The records ::
══════

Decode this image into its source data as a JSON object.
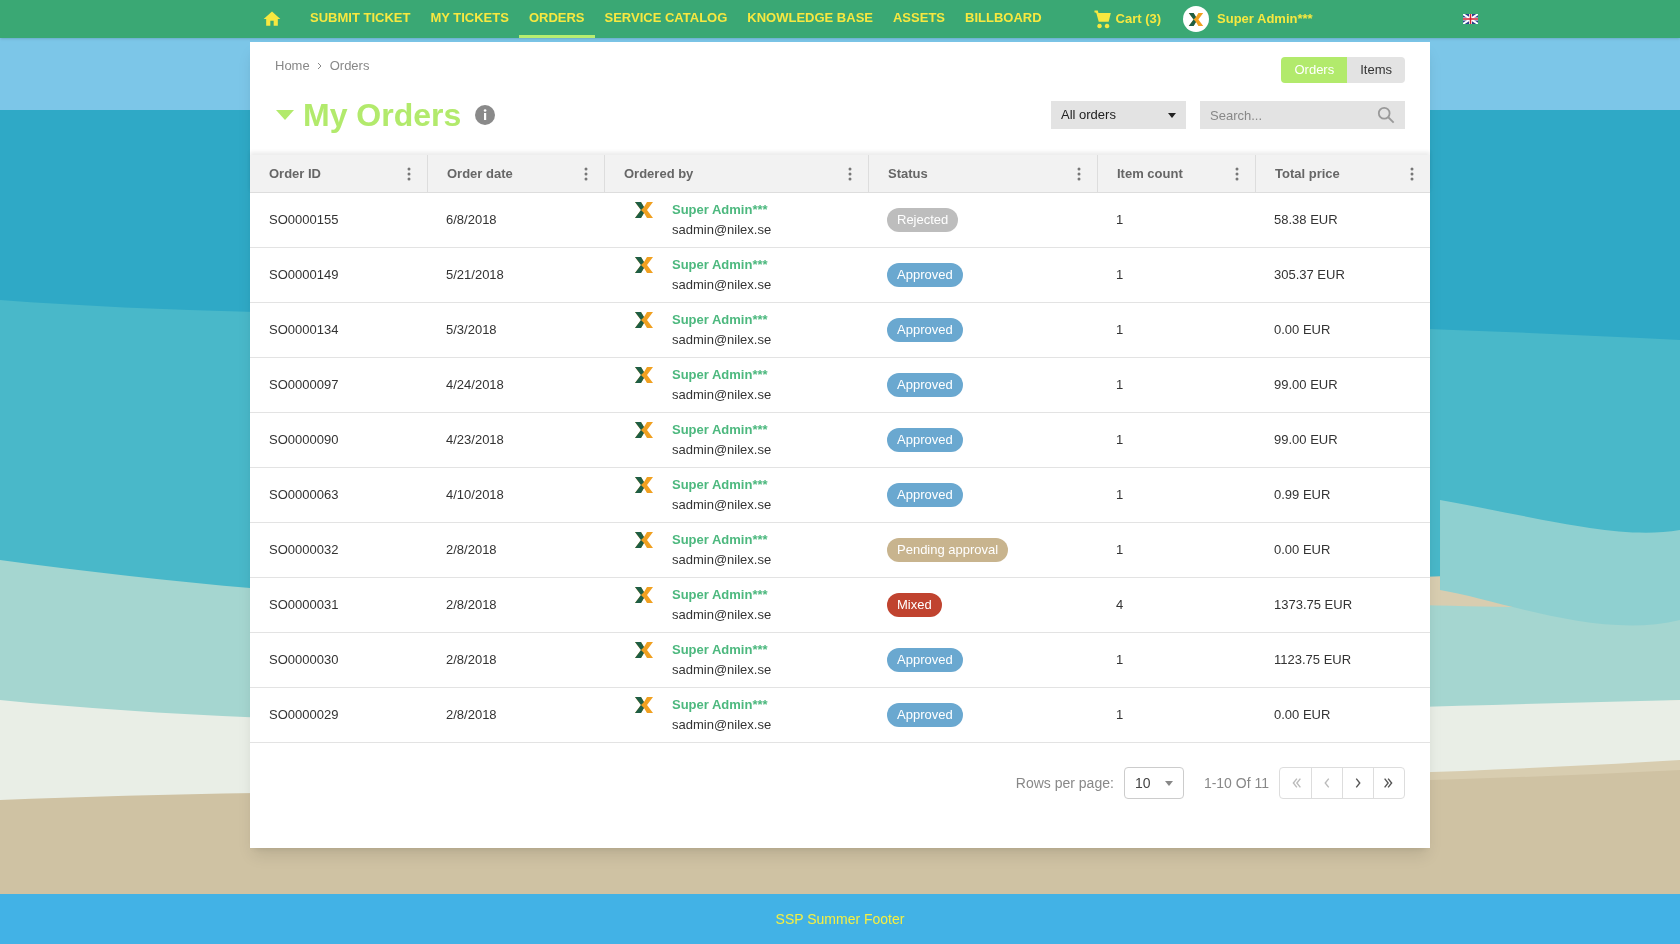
{
  "nav": {
    "items": [
      {
        "label": "SUBMIT TICKET",
        "selected": false
      },
      {
        "label": "MY TICKETS",
        "selected": false
      },
      {
        "label": "ORDERS",
        "selected": true
      },
      {
        "label": "SERVICE CATALOG",
        "selected": false
      },
      {
        "label": "KNOWLEDGE BASE",
        "selected": false
      },
      {
        "label": "ASSETS",
        "selected": false
      },
      {
        "label": "BILLBOARD",
        "selected": false
      }
    ],
    "cart": "Cart (3)",
    "user": "Super Admin***"
  },
  "breadcrumb": [
    "Home",
    "Orders"
  ],
  "view_toggle": [
    {
      "label": "Orders",
      "selected": true
    },
    {
      "label": "Items",
      "selected": false
    }
  ],
  "title": "My Orders",
  "expanded": true,
  "filter": "All orders",
  "search": {
    "placeholder": "Search..."
  },
  "table": {
    "columns": [
      "Order ID",
      "Order date",
      "Ordered by",
      "Status",
      "Item count",
      "Total price"
    ],
    "rows": [
      {
        "id": "SO0000155",
        "date": "6/8/2018",
        "name": "Super Admin***",
        "email": "sadmin@nilex.se",
        "status": {
          "label": "Rejected",
          "kind": "rejected"
        },
        "count": "1",
        "price": "58.38 EUR"
      },
      {
        "id": "SO0000149",
        "date": "5/21/2018",
        "name": "Super Admin***",
        "email": "sadmin@nilex.se",
        "status": {
          "label": "Approved",
          "kind": "approved"
        },
        "count": "1",
        "price": "305.37 EUR"
      },
      {
        "id": "SO0000134",
        "date": "5/3/2018",
        "name": "Super Admin***",
        "email": "sadmin@nilex.se",
        "status": {
          "label": "Approved",
          "kind": "approved"
        },
        "count": "1",
        "price": "0.00 EUR"
      },
      {
        "id": "SO0000097",
        "date": "4/24/2018",
        "name": "Super Admin***",
        "email": "sadmin@nilex.se",
        "status": {
          "label": "Approved",
          "kind": "approved"
        },
        "count": "1",
        "price": "99.00 EUR"
      },
      {
        "id": "SO0000090",
        "date": "4/23/2018",
        "name": "Super Admin***",
        "email": "sadmin@nilex.se",
        "status": {
          "label": "Approved",
          "kind": "approved"
        },
        "count": "1",
        "price": "99.00 EUR"
      },
      {
        "id": "SO0000063",
        "date": "4/10/2018",
        "name": "Super Admin***",
        "email": "sadmin@nilex.se",
        "status": {
          "label": "Approved",
          "kind": "approved"
        },
        "count": "1",
        "price": "0.99 EUR"
      },
      {
        "id": "SO0000032",
        "date": "2/8/2018",
        "name": "Super Admin***",
        "email": "sadmin@nilex.se",
        "status": {
          "label": "Pending approval",
          "kind": "pending"
        },
        "count": "1",
        "price": "0.00 EUR"
      },
      {
        "id": "SO0000031",
        "date": "2/8/2018",
        "name": "Super Admin***",
        "email": "sadmin@nilex.se",
        "status": {
          "label": "Mixed",
          "kind": "mixed"
        },
        "count": "4",
        "price": "1373.75 EUR"
      },
      {
        "id": "SO0000030",
        "date": "2/8/2018",
        "name": "Super Admin***",
        "email": "sadmin@nilex.se",
        "status": {
          "label": "Approved",
          "kind": "approved"
        },
        "count": "1",
        "price": "1123.75 EUR"
      },
      {
        "id": "SO0000029",
        "date": "2/8/2018",
        "name": "Super Admin***",
        "email": "sadmin@nilex.se",
        "status": {
          "label": "Approved",
          "kind": "approved"
        },
        "count": "1",
        "price": "0.00 EUR"
      }
    ]
  },
  "pagination": {
    "label": "Rows per page:",
    "rows_per_page": "10",
    "range": "1-10 Of 11"
  },
  "footer": "SSP Summer Footer"
}
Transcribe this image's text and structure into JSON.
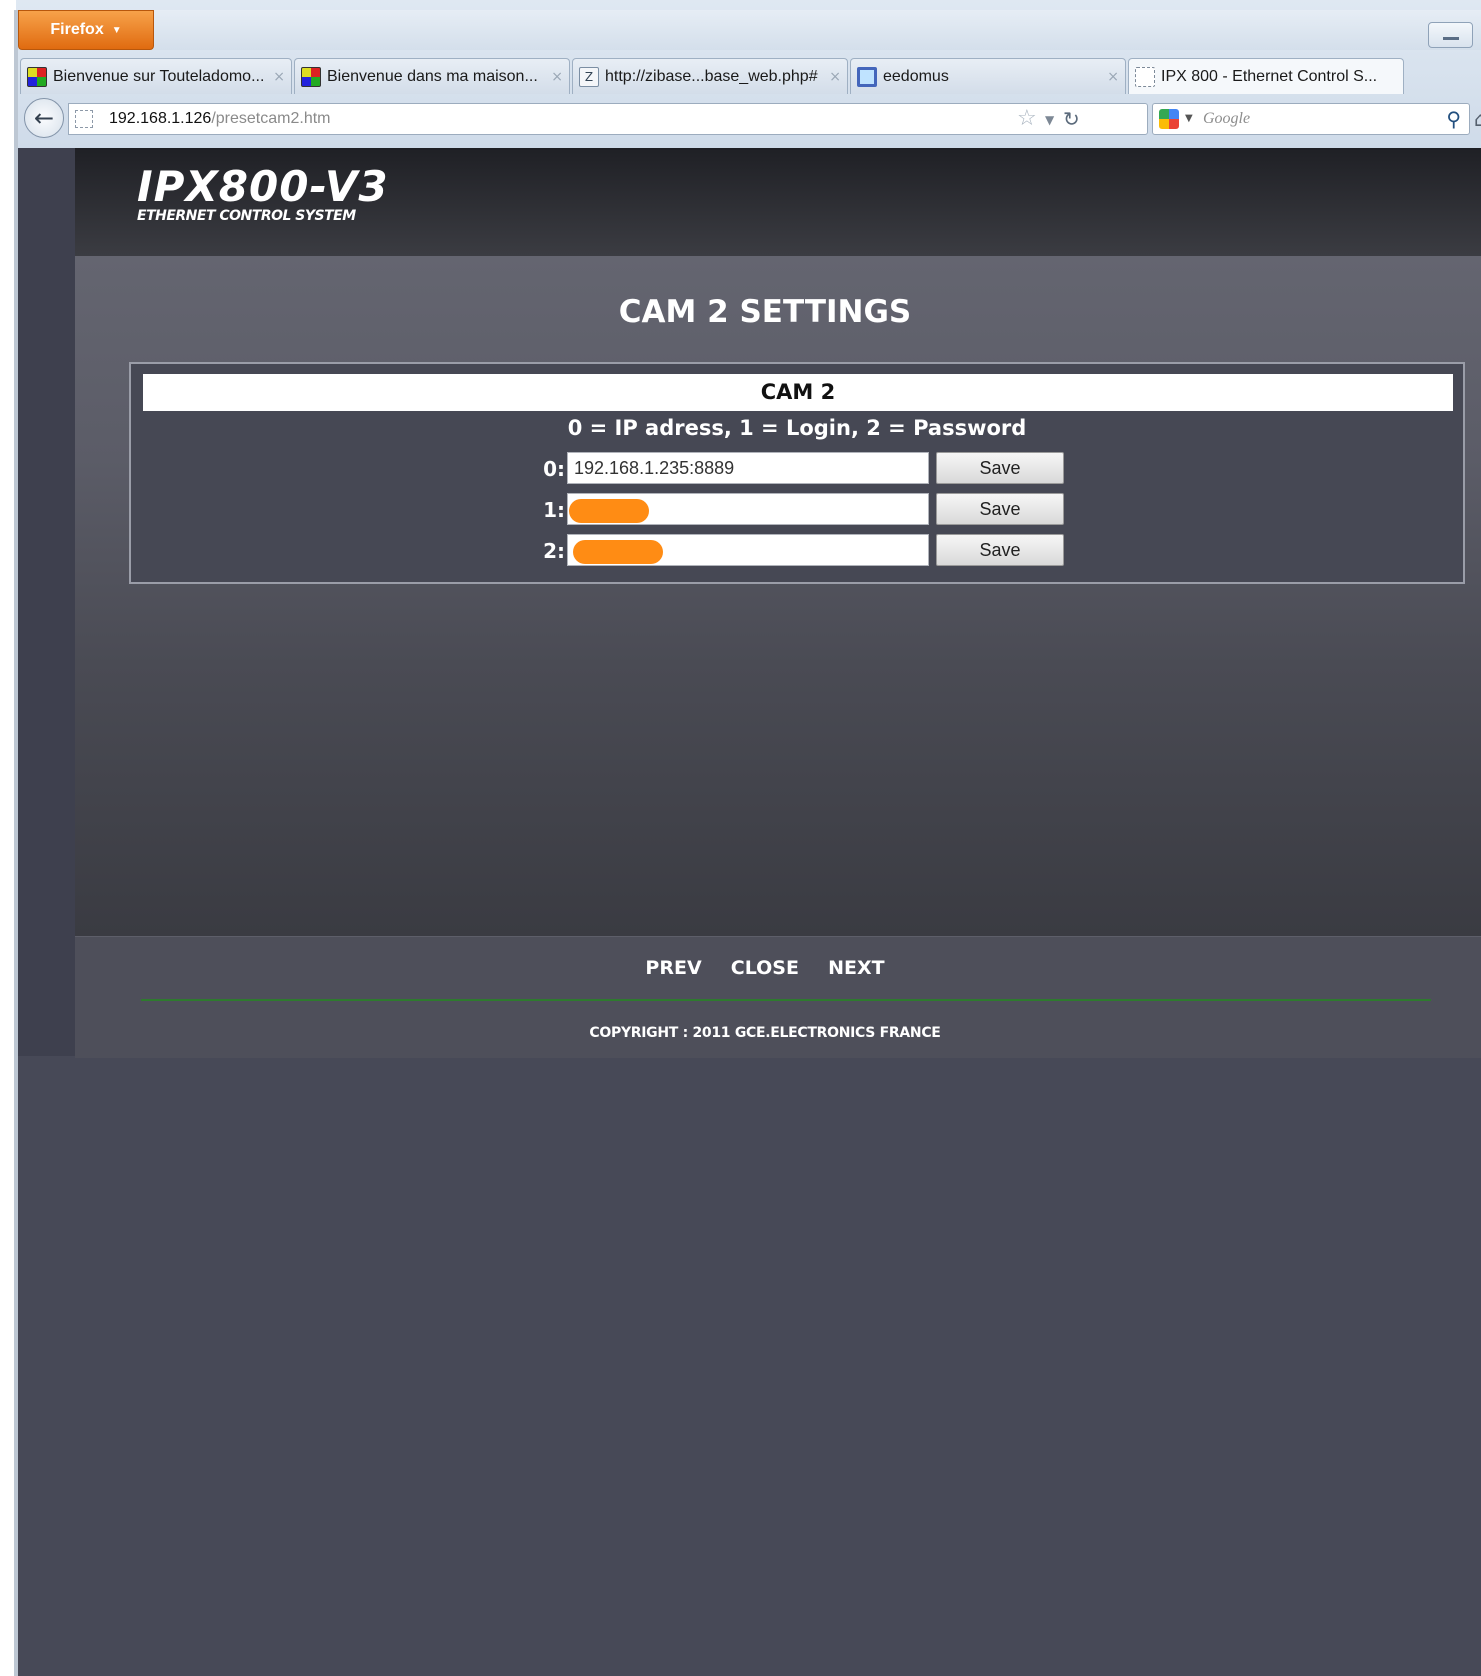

══════

Leave out the pictures and give the listing above again exactly.

Decode this image into its source data as a JSON object.
{
  "nav": {
    "items": [
      {
        "label": "SUBMIT TICKET",
        "selected": false
      },
      {
        "label": "MY TICKETS",
        "selected": false
      },
      {
        "label": "ORDERS",
        "selected": true
      },
      {
        "label": "SERVICE CATALOG",
        "selected": false
      },
      {
        "label": "KNOWLEDGE BASE",
        "selected": false
      },
      {
        "label": "ASSETS",
        "selected": false
      },
      {
        "label": "BILLBOARD",
        "selected": false
      }
    ],
    "cart": "Cart (3)",
    "user": "Super Admin***"
  },
  "breadcrumb": [
    "Home",
    "Orders"
  ],
  "view_toggle": [
    {
      "label": "Orders",
      "selected": true
    },
    {
      "label": "Items",
      "selected": false
    }
  ],
  "title": "My Orders",
  "expanded": true,
  "filter": "All orders",
  "search": {
    "placeholder": "Search..."
  },
  "table": {
    "columns": [
      "Order ID",
      "Order date",
      "Ordered by",
      "Status",
      "Item count",
      "Total price"
    ],
    "rows": [
      {
        "id": "SO0000155",
        "date": "6/8/2018",
        "name": "Super Admin***",
        "email": "sadmin@nilex.se",
        "status": {
          "label": "Rejected",
          "kind": "rejected"
        },
        "count": "1",
        "price": "58.38 EUR"
      },
      {
        "id": "SO0000149",
        "date": "5/21/2018",
        "name": "Super Admin***",
        "email": "sadmin@nilex.se",
        "status": {
          "label": "Approved",
          "kind": "approved"
        },
        "count": "1",
        "price": "305.37 EUR"
      },
      {
        "id": "SO0000134",
        "date": "5/3/2018",
        "name": "Super Admin***",
        "email": "sadmin@nilex.se",
        "status": {
          "label": "Approved",
          "kind": "approved"
        },
        "count": "1",
        "price": "0.00 EUR"
      },
      {
        "id": "SO0000097",
        "date": "4/24/2018",
        "name": "Super Admin***",
        "email": "sadmin@nilex.se",
        "status": {
          "label": "Approved",
          "kind": "approved"
        },
        "count": "1",
        "price": "99.00 EUR"
      },
      {
        "id": "SO0000090",
        "date": "4/23/2018",
        "name": "Super Admin***",
        "email": "sadmin@nilex.se",
        "status": {
          "label": "Approved",
          "kind": "approved"
        },
        "count": "1",
        "price": "99.00 EUR"
      },
      {
        "id": "SO0000063",
        "date": "4/10/2018",
        "name": "Super Admin***",
        "email": "sadmin@nilex.se",
        "status": {
          "label": "Approved",
          "kind": "approved"
        },
        "count": "1",
        "price": "0.99 EUR"
      },
      {
        "id": "SO0000032",
        "date": "2/8/2018",
        "name": "Super Admin***",
        "email": "sadmin@nilex.se",
        "status": {
          "label": "Pending approval",
          "kind": "pending"
        },
        "count": "1",
        "price": "0.00 EUR"
      },
      {
        "id": "SO0000031",
        "date": "2/8/2018",
        "name": "Super Admin***",
        "email": "sadmin@nilex.se",
        "status": {
          "label": "Mixed",
          "kind": "mixed"
        },
        "count": "4",
        "price": "1373.75 EUR"
      },
      {
        "id": "SO0000030",
        "date": "2/8/2018",
        "name": "Super Admin***",
        "email": "sadmin@nilex.se",
        "status": {
          "label": "Approved",
          "kind": "approved"
        },
        "count": "1",
        "price": "1123.75 EUR"
      },
      {
        "id": "SO0000029",
        "date": "2/8/2018",
        "name": "Super Admin***",
        "email": "sadmin@nilex.se",
        "status": {
          "label": "Approved",
          "kind": "approved"
        },
        "count": "1",
        "price": "0.00 EUR"
      }
    ]
  },
  "pagination": {
    "label": "Rows per page:",
    "rows_per_page": "10",
    "range": "1-10 Of 11"
  },
  "footer": "SSP Summer Footer"
}
Transcribe this image's text and structure into JSON.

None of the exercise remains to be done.